Directive >> Copy the data below line for line, putting "clickable" wherever "interactable" appears and changing nothing else.

----------

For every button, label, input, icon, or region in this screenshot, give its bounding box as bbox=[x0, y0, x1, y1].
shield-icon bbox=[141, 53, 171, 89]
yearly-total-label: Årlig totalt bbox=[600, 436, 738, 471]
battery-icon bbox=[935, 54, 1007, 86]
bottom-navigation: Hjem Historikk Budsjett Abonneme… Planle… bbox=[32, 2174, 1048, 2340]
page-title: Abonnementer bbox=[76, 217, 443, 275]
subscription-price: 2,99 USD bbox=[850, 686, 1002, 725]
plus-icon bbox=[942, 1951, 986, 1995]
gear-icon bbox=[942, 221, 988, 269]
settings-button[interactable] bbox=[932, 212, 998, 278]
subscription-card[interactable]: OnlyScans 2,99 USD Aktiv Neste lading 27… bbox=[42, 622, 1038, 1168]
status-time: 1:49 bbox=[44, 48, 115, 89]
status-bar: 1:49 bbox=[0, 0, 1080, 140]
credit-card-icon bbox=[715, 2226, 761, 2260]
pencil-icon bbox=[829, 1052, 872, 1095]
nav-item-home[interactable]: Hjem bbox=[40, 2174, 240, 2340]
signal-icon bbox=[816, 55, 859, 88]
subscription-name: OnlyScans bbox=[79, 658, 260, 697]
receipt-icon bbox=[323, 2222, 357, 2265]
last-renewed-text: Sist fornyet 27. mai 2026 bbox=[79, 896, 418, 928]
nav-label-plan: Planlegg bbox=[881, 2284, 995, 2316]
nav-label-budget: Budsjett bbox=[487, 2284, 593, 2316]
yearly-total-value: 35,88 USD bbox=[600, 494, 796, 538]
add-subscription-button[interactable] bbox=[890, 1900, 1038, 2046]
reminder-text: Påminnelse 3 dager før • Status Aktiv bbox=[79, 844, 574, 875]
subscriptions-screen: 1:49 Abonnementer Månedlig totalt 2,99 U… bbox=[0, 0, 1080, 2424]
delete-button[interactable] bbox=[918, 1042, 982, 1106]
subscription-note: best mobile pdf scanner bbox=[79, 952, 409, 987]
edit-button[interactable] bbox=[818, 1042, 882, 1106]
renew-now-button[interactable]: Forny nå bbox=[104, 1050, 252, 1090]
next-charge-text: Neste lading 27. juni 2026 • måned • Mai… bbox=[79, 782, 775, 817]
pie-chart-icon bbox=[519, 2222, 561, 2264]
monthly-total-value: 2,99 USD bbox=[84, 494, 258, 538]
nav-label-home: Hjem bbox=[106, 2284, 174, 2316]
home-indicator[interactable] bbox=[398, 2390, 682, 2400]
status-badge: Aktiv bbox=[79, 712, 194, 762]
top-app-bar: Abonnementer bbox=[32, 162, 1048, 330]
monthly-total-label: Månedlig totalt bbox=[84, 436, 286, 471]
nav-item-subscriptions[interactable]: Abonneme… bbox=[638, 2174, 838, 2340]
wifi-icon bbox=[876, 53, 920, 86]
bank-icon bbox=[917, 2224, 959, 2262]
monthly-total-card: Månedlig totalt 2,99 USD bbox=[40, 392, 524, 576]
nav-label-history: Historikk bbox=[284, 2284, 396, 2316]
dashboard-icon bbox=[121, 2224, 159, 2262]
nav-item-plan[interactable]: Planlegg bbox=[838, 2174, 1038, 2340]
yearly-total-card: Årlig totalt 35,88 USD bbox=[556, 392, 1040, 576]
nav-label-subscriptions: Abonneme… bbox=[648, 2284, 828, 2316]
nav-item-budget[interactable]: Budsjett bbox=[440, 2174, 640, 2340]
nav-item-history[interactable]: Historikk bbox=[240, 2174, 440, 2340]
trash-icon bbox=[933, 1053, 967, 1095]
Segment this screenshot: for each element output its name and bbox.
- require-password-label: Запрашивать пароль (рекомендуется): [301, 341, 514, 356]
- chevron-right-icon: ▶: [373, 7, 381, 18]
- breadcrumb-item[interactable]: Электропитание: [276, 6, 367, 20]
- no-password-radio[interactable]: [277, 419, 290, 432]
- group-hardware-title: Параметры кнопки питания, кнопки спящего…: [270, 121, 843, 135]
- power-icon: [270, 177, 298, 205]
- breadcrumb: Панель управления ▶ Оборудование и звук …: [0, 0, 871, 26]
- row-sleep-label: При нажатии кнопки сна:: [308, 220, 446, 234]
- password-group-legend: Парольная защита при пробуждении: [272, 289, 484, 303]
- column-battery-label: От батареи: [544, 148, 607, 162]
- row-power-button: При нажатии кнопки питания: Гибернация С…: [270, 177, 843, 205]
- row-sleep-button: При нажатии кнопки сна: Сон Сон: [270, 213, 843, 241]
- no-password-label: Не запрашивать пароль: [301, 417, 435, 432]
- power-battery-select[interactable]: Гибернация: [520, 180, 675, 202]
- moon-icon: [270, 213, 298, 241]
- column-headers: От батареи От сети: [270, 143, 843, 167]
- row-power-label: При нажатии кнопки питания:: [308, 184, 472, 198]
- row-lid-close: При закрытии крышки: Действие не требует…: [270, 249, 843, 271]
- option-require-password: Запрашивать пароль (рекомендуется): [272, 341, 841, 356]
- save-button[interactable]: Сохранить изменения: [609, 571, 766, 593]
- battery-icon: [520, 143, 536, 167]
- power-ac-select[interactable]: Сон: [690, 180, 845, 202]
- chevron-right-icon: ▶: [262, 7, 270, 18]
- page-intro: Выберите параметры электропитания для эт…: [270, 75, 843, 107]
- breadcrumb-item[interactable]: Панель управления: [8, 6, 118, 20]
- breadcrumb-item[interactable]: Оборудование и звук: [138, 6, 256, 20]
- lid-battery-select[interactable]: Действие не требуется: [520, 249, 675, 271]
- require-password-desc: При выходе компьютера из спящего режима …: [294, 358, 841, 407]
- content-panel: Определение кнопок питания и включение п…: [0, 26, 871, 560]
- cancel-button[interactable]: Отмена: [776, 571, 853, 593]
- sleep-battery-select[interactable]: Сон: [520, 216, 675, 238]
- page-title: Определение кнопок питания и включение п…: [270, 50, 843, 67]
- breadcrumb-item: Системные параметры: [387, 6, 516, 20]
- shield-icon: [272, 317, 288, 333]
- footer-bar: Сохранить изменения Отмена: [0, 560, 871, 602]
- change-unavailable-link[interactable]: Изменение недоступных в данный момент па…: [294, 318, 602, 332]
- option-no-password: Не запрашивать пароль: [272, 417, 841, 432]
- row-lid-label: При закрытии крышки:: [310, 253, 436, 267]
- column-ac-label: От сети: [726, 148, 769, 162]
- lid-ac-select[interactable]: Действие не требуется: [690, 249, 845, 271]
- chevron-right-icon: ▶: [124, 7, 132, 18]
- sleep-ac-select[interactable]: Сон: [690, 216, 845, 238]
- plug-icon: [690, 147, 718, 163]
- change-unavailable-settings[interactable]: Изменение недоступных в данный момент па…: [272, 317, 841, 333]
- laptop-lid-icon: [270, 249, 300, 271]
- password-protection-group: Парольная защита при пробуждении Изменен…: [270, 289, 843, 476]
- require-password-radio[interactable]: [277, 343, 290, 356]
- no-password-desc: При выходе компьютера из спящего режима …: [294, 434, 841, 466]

----------

Written answer >>
For every button, label, input, icon, or region in this screenshot, give its bounding box as bbox=[x0, y0, x1, y1].
shield-icon bbox=[141, 53, 171, 89]
yearly-total-label: Årlig totalt bbox=[600, 436, 738, 471]
battery-icon bbox=[935, 54, 1007, 86]
bottom-navigation: Hjem Historikk Budsjett Abonneme… Planle… bbox=[32, 2174, 1048, 2340]
page-title: Abonnementer bbox=[76, 217, 443, 275]
subscription-price: 2,99 USD bbox=[850, 686, 1002, 725]
plus-icon bbox=[942, 1951, 986, 1995]
gear-icon bbox=[942, 221, 988, 269]
settings-button[clickable] bbox=[932, 212, 998, 278]
subscription-card[clickable]: OnlyScans 2,99 USD Aktiv Neste lading 27… bbox=[42, 622, 1038, 1168]
status-time: 1:49 bbox=[44, 48, 115, 89]
status-bar: 1:49 bbox=[0, 0, 1080, 140]
credit-card-icon bbox=[715, 2226, 761, 2260]
pencil-icon bbox=[829, 1052, 872, 1095]
nav-item-home[clickable]: Hjem bbox=[40, 2174, 240, 2340]
signal-icon bbox=[816, 55, 859, 88]
subscription-name: OnlyScans bbox=[79, 658, 260, 697]
receipt-icon bbox=[323, 2222, 357, 2265]
last-renewed-text: Sist fornyet 27. mai 2026 bbox=[79, 896, 418, 928]
nav-label-plan: Planlegg bbox=[881, 2284, 995, 2316]
nav-label-budget: Budsjett bbox=[487, 2284, 593, 2316]
yearly-total-value: 35,88 USD bbox=[600, 494, 796, 538]
add-subscription-button[clickable] bbox=[890, 1900, 1038, 2046]
reminder-text: Påminnelse 3 dager før • Status Aktiv bbox=[79, 844, 574, 875]
subscriptions-screen: 1:49 Abonnementer Månedlig totalt 2,99 U… bbox=[0, 0, 1080, 2424]
delete-button[clickable] bbox=[918, 1042, 982, 1106]
subscription-note: best mobile pdf scanner bbox=[79, 952, 409, 987]
edit-button[clickable] bbox=[818, 1042, 882, 1106]
renew-now-button[clickable]: Forny nå bbox=[104, 1050, 252, 1090]
next-charge-text: Neste lading 27. juni 2026 • måned • Mai… bbox=[79, 782, 775, 817]
pie-chart-icon bbox=[519, 2222, 561, 2264]
monthly-total-value: 2,99 USD bbox=[84, 494, 258, 538]
nav-label-home: Hjem bbox=[106, 2284, 174, 2316]
home-indicator[clickable] bbox=[398, 2390, 682, 2400]
status-badge: Aktiv bbox=[79, 712, 194, 762]
top-app-bar: Abonnementer bbox=[32, 162, 1048, 330]
monthly-total-label: Månedlig totalt bbox=[84, 436, 286, 471]
nav-item-subscriptions[clickable]: Abonneme… bbox=[638, 2174, 838, 2340]
wifi-icon bbox=[876, 53, 920, 86]
bank-icon bbox=[917, 2224, 959, 2262]
monthly-total-card: Månedlig totalt 2,99 USD bbox=[40, 392, 524, 576]
nav-label-history: Historikk bbox=[284, 2284, 396, 2316]
dashboard-icon bbox=[121, 2224, 159, 2262]
nav-item-plan[clickable]: Planlegg bbox=[838, 2174, 1038, 2340]
yearly-total-card: Årlig totalt 35,88 USD bbox=[556, 392, 1040, 576]
nav-label-subscriptions: Abonneme… bbox=[648, 2284, 828, 2316]
nav-item-budget[clickable]: Budsjett bbox=[440, 2174, 640, 2340]
nav-item-history[clickable]: Historikk bbox=[240, 2174, 440, 2340]
trash-icon bbox=[933, 1053, 967, 1095]
Segment this screenshot: for each element output its name and bbox.
- require-password-label: Запрашивать пароль (рекомендуется): [301, 341, 514, 356]
- chevron-right-icon: ▶: [373, 7, 381, 18]
- breadcrumb-item[clickable]: Электропитание: [276, 6, 367, 20]
- no-password-radio[clickable]: [277, 419, 290, 432]
- group-hardware-title: Параметры кнопки питания, кнопки спящего…: [270, 121, 843, 135]
- power-icon: [270, 177, 298, 205]
- breadcrumb: Панель управления ▶ Оборудование и звук …: [0, 0, 871, 26]
- row-sleep-label: При нажатии кнопки сна:: [308, 220, 446, 234]
- password-group-legend: Парольная защита при пробуждении: [272, 289, 484, 303]
- column-battery-label: От батареи: [544, 148, 607, 162]
- row-power-button: При нажатии кнопки питания: Гибернация С…: [270, 177, 843, 205]
- row-sleep-button: При нажатии кнопки сна: Сон Сон: [270, 213, 843, 241]
- no-password-label: Не запрашивать пароль: [301, 417, 435, 432]
- power-battery-select[clickable]: Гибернация: [520, 180, 675, 202]
- moon-icon: [270, 213, 298, 241]
- column-headers: От батареи От сети: [270, 143, 843, 167]
- row-power-label: При нажатии кнопки питания:: [308, 184, 472, 198]
- row-lid-close: При закрытии крышки: Действие не требует…: [270, 249, 843, 271]
- option-require-password: Запрашивать пароль (рекомендуется): [272, 341, 841, 356]
- save-button[clickable]: Сохранить изменения: [609, 571, 766, 593]
- battery-icon: [520, 143, 536, 167]
- power-ac-select[clickable]: Сон: [690, 180, 845, 202]
- chevron-right-icon: ▶: [262, 7, 270, 18]
- page-intro: Выберите параметры электропитания для эт…: [270, 75, 843, 107]
- breadcrumb-item[clickable]: Панель управления: [8, 6, 118, 20]
- breadcrumb-item[clickable]: Оборудование и звук: [138, 6, 256, 20]
- lid-battery-select[clickable]: Действие не требуется: [520, 249, 675, 271]
- require-password-desc: При выходе компьютера из спящего режима …: [294, 358, 841, 407]
- content-panel: Определение кнопок питания и включение п…: [0, 26, 871, 560]
- cancel-button[clickable]: Отмена: [776, 571, 853, 593]
- sleep-battery-select[clickable]: Сон: [520, 216, 675, 238]
- page-title: Определение кнопок питания и включение п…: [270, 50, 843, 67]
- breadcrumb-item: Системные параметры: [387, 6, 516, 20]
- shield-icon: [272, 317, 288, 333]
- footer-bar: Сохранить изменения Отмена: [0, 560, 871, 602]
- change-unavailable-link[clickable]: Изменение недоступных в данный момент па…: [294, 318, 602, 332]
- option-no-password: Не запрашивать пароль: [272, 417, 841, 432]
- row-lid-label: При закрытии крышки:: [310, 253, 436, 267]
- column-ac-label: От сети: [726, 148, 769, 162]
- lid-ac-select[clickable]: Действие не требуется: [690, 249, 845, 271]
- chevron-right-icon: ▶: [124, 7, 132, 18]
- sleep-ac-select[clickable]: Сон: [690, 216, 845, 238]
- plug-icon: [690, 147, 718, 163]
- change-unavailable-settings[clickable]: Изменение недоступных в данный момент па…: [272, 317, 841, 333]
- laptop-lid-icon: [270, 249, 300, 271]
- password-protection-group: Парольная защита при пробуждении Изменен…: [270, 289, 843, 476]
- require-password-radio[clickable]: [277, 343, 290, 356]
- no-password-desc: При выходе компьютера из спящего режима …: [294, 434, 841, 466]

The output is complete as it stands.